Given problem | Copy out all the data, word for word.

Extracted material |

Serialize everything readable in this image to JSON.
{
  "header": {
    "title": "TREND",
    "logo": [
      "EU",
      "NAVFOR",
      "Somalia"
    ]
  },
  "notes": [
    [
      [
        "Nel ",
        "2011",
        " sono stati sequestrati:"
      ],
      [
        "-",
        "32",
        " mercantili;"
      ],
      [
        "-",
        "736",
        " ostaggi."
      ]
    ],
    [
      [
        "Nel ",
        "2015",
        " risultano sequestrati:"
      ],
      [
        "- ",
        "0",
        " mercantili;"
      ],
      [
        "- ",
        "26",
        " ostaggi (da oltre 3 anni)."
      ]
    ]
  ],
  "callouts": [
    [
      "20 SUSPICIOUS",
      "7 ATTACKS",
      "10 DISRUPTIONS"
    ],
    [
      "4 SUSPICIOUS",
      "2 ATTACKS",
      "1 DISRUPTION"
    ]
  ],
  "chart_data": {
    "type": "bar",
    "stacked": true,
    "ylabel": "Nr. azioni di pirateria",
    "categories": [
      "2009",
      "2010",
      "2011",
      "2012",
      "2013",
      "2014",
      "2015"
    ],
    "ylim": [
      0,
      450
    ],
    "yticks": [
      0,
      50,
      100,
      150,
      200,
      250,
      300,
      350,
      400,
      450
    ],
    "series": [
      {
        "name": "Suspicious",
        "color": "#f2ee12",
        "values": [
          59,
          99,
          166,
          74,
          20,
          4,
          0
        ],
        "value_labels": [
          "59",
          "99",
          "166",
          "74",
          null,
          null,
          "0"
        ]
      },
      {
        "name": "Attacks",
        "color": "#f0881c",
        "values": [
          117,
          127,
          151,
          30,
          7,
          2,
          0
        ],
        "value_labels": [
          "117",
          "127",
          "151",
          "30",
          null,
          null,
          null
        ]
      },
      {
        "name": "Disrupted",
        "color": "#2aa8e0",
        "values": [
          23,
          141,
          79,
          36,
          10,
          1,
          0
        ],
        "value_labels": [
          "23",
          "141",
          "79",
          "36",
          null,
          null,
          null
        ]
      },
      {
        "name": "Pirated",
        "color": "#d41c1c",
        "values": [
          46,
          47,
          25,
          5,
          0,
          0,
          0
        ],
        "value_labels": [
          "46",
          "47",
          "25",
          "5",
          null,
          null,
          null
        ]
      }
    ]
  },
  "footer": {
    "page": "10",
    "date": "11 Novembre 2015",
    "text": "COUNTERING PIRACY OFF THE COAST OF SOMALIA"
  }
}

Output for this task |
Serialize everything readable in this image to JSON.
{
  "header": {
    "title": "TREND",
    "logo": [
      "EU",
      "NAVFOR",
      "Somalia"
    ]
  },
  "notes": [
    [
      [
        "Nel ",
        "2011",
        " sono stati sequestrati:"
      ],
      [
        "-",
        "32",
        " mercantili;"
      ],
      [
        "-",
        "736",
        " ostaggi."
      ]
    ],
    [
      [
        "Nel ",
        "2015",
        " risultano sequestrati:"
      ],
      [
        "- ",
        "0",
        " mercantili;"
      ],
      [
        "- ",
        "26",
        " ostaggi (da oltre 3 anni)."
      ]
    ]
  ],
  "callouts": [
    [
      "20 SUSPICIOUS",
      "7 ATTACKS",
      "10 DISRUPTIONS"
    ],
    [
      "4 SUSPICIOUS",
      "2 ATTACKS",
      "1 DISRUPTION"
    ]
  ],
  "chart_data": {
    "type": "bar",
    "stacked": true,
    "ylabel": "Nr. azioni di pirateria",
    "categories": [
      "2009",
      "2010",
      "2011",
      "2012",
      "2013",
      "2014",
      "2015"
    ],
    "ylim": [
      0,
      450
    ],
    "yticks": [
      0,
      50,
      100,
      150,
      200,
      250,
      300,
      350,
      400,
      450
    ],
    "series": [
      {
        "name": "Suspicious",
        "color": "#f2ee12",
        "values": [
          59,
          99,
          166,
          74,
          20,
          4,
          0
        ],
        "value_labels": [
          "59",
          "99",
          "166",
          "74",
          null,
          null,
          "0"
        ]
      },
      {
        "name": "Attacks",
        "color": "#f0881c",
        "values": [
          117,
          127,
          151,
          30,
          7,
          2,
          0
        ],
        "value_labels": [
          "117",
          "127",
          "151",
          "30",
          null,
          null,
          null
        ]
      },
      {
        "name": "Disrupted",
        "color": "#2aa8e0",
        "values": [
          23,
          141,
          79,
          36,
          10,
          1,
          0
        ],
        "value_labels": [
          "23",
          "141",
          "79",
          "36",
          null,
          null,
          null
        ]
      },
      {
        "name": "Pirated",
        "color": "#d41c1c",
        "values": [
          46,
          47,
          25,
          5,
          0,
          0,
          0
        ],
        "value_labels": [
          "46",
          "47",
          "25",
          "5",
          null,
          null,
          null
        ]
      }
    ]
  },
  "footer": {
    "page": "10",
    "date": "11 Novembre 2015",
    "text": "COUNTERING PIRACY OFF THE COAST OF SOMALIA"
  }
}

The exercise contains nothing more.